Records:
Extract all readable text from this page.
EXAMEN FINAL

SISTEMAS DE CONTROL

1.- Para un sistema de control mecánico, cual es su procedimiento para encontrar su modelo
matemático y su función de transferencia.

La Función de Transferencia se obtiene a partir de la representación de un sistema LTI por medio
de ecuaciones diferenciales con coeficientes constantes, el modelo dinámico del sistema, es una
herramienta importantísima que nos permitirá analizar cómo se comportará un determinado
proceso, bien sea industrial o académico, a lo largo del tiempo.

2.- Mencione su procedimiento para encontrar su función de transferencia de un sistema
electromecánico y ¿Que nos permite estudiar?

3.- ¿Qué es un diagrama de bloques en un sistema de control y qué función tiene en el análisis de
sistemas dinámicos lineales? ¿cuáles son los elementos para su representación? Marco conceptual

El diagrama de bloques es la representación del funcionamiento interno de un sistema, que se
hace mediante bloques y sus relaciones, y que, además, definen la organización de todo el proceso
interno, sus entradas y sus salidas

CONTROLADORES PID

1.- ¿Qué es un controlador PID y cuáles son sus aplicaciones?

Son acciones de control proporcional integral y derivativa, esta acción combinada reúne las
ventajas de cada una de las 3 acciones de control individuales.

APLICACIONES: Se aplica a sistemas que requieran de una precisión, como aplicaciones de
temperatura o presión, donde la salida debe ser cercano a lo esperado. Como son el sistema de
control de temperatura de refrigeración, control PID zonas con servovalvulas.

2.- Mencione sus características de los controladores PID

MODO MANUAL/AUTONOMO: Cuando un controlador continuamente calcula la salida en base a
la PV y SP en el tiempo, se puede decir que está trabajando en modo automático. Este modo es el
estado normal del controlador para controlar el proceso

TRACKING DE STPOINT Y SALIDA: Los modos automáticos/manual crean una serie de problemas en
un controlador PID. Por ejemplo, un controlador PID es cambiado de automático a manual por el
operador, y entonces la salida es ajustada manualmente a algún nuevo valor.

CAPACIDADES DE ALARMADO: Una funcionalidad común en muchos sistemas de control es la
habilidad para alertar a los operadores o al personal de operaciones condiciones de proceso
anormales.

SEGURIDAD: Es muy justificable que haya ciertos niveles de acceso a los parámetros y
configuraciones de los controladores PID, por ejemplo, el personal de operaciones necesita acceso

==

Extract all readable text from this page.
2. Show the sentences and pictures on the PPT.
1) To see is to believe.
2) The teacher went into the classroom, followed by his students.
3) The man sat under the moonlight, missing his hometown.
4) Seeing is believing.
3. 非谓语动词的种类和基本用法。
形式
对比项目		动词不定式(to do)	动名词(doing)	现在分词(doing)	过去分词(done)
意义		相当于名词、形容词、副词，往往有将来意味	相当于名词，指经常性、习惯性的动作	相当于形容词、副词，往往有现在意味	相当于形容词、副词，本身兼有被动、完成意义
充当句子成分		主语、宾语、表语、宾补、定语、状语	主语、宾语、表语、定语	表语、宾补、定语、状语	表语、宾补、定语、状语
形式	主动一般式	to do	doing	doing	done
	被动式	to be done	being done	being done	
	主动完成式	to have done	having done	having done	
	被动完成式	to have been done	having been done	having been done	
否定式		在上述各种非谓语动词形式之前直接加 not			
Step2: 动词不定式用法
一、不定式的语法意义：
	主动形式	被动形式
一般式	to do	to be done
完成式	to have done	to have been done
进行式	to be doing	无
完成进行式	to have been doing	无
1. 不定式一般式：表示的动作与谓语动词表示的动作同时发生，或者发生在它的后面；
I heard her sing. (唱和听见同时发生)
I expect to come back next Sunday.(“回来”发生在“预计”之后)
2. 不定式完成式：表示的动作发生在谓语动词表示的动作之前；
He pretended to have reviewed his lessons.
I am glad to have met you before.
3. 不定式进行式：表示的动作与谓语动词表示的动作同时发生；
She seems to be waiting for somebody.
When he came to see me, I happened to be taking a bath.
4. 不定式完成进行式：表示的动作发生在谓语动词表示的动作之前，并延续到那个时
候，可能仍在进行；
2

:: Required work ::
Copy down every line of the entries containing the word "para".

:: Expected output ::
1.- Para un sistema de control mecánico, cual es su procedimiento para encontrar su modelo
2.- Mencione su procedimiento para encontrar su función de transferencia de un sistema
sistemas dinámicos lineales? ¿cuáles son los elementos para su representación? Marco conceptual
estado normal del controlador para controlar el proceso
habilidad para alertar a los operadores o al personal de operaciones condiciones de proceso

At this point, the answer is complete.